▸ GIVEN INSTRUCTION: Go through the listing and pick out each line with the word "olyckor" in it.

** START **

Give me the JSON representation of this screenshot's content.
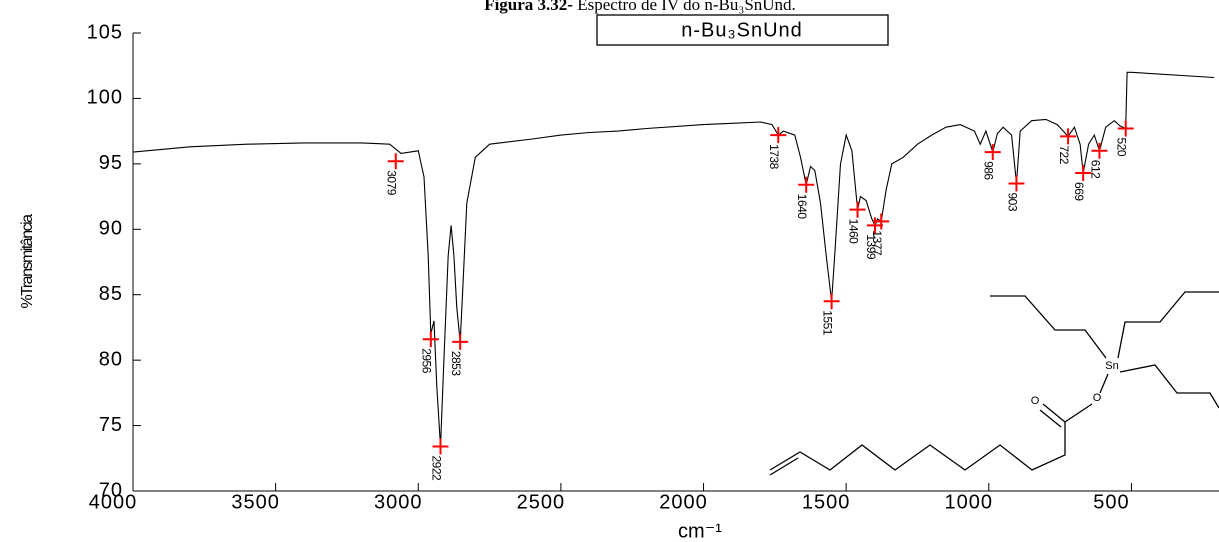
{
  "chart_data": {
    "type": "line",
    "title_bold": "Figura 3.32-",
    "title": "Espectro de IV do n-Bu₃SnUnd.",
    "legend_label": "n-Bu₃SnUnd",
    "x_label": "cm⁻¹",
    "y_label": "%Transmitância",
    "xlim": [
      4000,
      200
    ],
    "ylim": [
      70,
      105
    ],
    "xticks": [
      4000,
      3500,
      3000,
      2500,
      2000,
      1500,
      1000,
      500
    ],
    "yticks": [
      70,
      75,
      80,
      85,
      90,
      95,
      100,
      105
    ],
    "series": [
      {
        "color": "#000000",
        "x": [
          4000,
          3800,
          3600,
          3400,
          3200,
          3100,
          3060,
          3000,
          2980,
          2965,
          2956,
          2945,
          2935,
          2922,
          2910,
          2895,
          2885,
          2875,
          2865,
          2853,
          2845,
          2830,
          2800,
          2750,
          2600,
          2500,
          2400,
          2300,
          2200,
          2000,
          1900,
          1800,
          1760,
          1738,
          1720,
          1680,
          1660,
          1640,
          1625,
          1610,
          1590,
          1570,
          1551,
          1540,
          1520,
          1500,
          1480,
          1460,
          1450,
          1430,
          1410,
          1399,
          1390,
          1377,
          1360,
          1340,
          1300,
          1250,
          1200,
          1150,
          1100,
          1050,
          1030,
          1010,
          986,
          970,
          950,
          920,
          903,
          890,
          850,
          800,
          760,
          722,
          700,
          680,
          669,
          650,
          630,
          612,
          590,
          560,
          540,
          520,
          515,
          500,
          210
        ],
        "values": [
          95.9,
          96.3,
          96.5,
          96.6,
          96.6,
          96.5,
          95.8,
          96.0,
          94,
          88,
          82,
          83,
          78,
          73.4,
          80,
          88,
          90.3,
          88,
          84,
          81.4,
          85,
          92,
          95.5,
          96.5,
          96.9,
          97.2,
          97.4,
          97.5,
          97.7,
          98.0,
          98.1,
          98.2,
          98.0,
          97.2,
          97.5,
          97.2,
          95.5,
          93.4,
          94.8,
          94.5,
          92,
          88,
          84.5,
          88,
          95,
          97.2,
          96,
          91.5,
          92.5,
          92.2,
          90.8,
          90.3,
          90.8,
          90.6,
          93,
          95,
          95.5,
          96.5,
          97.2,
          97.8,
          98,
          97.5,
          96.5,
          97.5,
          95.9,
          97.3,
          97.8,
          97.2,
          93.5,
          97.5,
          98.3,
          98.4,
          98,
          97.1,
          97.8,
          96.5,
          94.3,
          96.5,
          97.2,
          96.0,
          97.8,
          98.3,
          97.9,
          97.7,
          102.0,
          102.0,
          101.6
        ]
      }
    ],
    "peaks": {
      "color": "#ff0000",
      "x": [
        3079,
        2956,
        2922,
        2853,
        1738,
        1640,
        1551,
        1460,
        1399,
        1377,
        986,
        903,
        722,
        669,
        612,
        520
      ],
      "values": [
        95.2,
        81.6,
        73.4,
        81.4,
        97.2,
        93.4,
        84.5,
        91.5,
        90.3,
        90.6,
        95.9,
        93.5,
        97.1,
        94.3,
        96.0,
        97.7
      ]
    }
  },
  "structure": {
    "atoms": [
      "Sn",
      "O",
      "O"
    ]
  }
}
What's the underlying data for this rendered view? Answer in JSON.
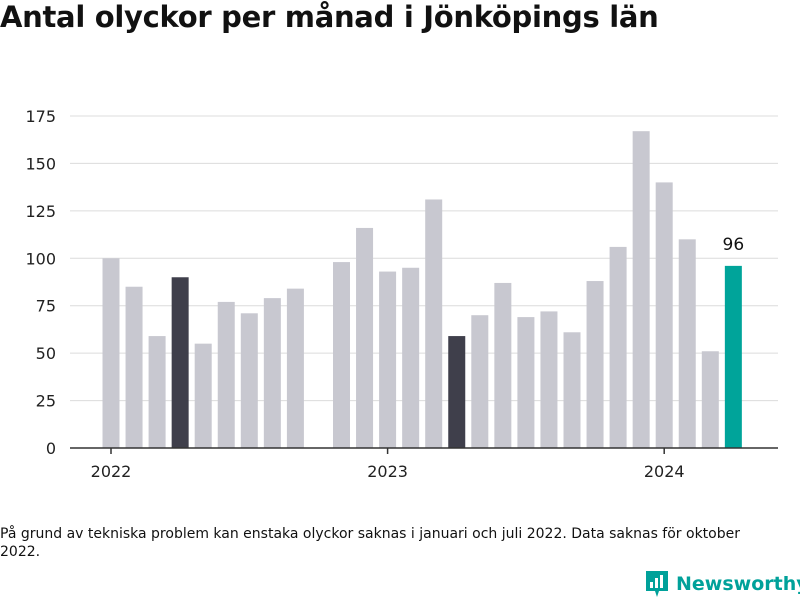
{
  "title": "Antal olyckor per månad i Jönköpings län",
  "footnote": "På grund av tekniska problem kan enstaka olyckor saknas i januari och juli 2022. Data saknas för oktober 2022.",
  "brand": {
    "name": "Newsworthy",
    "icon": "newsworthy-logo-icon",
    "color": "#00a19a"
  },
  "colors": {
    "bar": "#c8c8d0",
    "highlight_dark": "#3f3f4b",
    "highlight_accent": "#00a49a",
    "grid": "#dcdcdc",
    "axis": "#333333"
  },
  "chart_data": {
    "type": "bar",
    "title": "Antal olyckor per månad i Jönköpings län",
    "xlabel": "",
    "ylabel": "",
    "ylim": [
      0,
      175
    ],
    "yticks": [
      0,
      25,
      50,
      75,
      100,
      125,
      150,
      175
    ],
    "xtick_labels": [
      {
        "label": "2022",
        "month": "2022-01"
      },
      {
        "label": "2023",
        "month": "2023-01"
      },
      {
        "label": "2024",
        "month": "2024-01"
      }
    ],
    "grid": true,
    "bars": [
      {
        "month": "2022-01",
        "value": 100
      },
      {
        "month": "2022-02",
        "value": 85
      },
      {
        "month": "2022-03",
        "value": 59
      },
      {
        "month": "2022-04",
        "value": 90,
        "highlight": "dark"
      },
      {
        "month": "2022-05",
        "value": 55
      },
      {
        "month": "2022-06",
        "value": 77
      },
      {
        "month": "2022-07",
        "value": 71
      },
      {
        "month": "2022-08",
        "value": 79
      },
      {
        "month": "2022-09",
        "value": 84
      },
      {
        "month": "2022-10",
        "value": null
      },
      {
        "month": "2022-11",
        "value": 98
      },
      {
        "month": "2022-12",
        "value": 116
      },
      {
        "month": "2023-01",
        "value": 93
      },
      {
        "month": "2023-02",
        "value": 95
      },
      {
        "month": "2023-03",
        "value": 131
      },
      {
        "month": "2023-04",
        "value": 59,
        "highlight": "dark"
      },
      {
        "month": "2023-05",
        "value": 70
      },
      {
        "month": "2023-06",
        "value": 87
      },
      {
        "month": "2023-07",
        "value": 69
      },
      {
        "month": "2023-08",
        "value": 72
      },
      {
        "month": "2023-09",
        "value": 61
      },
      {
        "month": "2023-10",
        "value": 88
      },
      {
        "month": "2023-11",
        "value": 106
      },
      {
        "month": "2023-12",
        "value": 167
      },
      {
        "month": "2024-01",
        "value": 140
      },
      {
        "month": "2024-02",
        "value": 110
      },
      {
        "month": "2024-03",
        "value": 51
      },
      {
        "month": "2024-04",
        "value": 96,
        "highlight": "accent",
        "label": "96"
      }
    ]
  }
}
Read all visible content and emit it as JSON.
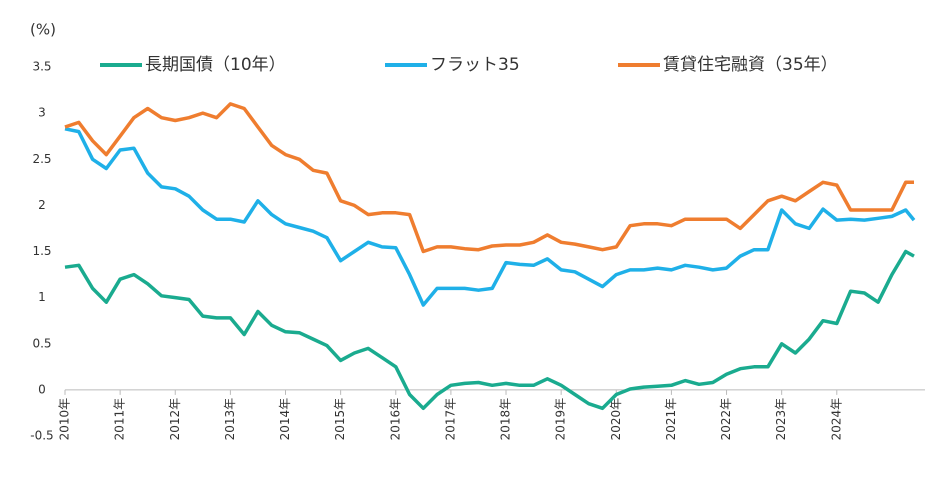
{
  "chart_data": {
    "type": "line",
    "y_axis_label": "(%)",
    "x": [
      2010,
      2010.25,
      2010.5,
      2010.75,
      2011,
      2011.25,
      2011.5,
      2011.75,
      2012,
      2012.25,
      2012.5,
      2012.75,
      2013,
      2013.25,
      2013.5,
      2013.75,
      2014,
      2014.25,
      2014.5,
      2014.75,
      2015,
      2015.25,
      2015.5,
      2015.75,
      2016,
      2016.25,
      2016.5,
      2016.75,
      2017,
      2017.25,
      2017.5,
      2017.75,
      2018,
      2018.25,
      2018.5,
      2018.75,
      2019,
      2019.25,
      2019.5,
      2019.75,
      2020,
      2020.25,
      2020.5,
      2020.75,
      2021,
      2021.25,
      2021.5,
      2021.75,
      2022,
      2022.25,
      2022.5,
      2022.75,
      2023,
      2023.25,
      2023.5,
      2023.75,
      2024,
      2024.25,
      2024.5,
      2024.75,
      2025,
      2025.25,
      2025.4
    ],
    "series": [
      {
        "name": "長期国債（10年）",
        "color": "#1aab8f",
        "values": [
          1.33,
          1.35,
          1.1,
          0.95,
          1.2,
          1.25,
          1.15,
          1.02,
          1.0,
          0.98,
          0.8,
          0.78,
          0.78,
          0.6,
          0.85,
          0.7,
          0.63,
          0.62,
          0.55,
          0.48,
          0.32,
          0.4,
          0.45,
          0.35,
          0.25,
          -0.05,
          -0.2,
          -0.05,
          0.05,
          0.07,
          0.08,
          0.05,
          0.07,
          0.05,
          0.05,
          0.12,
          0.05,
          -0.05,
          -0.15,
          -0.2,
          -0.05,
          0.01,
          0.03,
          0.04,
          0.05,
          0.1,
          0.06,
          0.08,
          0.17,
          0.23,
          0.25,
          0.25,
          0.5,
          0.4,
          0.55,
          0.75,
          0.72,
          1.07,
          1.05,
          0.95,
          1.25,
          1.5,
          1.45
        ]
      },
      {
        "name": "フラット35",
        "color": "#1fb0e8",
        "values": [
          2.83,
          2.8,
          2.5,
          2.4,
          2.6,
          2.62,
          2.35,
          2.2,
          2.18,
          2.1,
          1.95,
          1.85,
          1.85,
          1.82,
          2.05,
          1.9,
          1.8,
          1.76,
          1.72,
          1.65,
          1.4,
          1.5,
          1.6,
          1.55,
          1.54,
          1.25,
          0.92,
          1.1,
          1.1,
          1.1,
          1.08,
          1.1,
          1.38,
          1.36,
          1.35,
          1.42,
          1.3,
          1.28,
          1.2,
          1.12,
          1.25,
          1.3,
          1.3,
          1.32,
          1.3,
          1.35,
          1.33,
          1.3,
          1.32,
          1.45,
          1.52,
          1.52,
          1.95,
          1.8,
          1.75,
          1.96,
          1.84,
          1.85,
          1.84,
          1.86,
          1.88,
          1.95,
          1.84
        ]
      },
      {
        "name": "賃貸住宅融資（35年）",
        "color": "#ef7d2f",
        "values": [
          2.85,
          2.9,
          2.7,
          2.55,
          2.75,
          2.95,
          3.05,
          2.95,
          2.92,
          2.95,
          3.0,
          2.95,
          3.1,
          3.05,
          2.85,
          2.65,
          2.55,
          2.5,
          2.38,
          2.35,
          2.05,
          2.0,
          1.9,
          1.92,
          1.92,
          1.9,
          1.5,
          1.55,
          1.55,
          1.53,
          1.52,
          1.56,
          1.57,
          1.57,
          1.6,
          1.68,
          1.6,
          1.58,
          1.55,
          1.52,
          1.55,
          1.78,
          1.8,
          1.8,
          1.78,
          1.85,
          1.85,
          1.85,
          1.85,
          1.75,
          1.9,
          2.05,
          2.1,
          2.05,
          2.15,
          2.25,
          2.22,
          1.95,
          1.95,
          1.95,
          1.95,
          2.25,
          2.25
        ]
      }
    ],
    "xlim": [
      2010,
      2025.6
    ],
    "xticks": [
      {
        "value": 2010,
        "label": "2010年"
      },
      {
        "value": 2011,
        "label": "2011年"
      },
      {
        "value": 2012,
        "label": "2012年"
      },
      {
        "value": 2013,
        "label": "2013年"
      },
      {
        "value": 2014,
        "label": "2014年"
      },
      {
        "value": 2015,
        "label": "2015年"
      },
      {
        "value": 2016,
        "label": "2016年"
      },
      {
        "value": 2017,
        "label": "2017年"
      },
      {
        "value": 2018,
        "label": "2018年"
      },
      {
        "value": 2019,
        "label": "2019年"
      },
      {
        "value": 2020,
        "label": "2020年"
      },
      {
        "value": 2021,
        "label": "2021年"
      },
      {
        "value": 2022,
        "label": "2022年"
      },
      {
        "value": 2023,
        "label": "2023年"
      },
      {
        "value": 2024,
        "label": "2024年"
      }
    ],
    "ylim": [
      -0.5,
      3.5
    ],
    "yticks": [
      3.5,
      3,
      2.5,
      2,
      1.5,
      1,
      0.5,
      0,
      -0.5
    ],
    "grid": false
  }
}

** END **

▸ WRITTEN REPLY:
  "title": "Antal olyckor per månad i Jönköpings län",
  "footnote": "På grund av tekniska problem kan enstaka olyckor saknas i januari och juli 2022. Data saknas för oktober 2022.",
    "title": "Antal olyckor per månad i Jönköpings län",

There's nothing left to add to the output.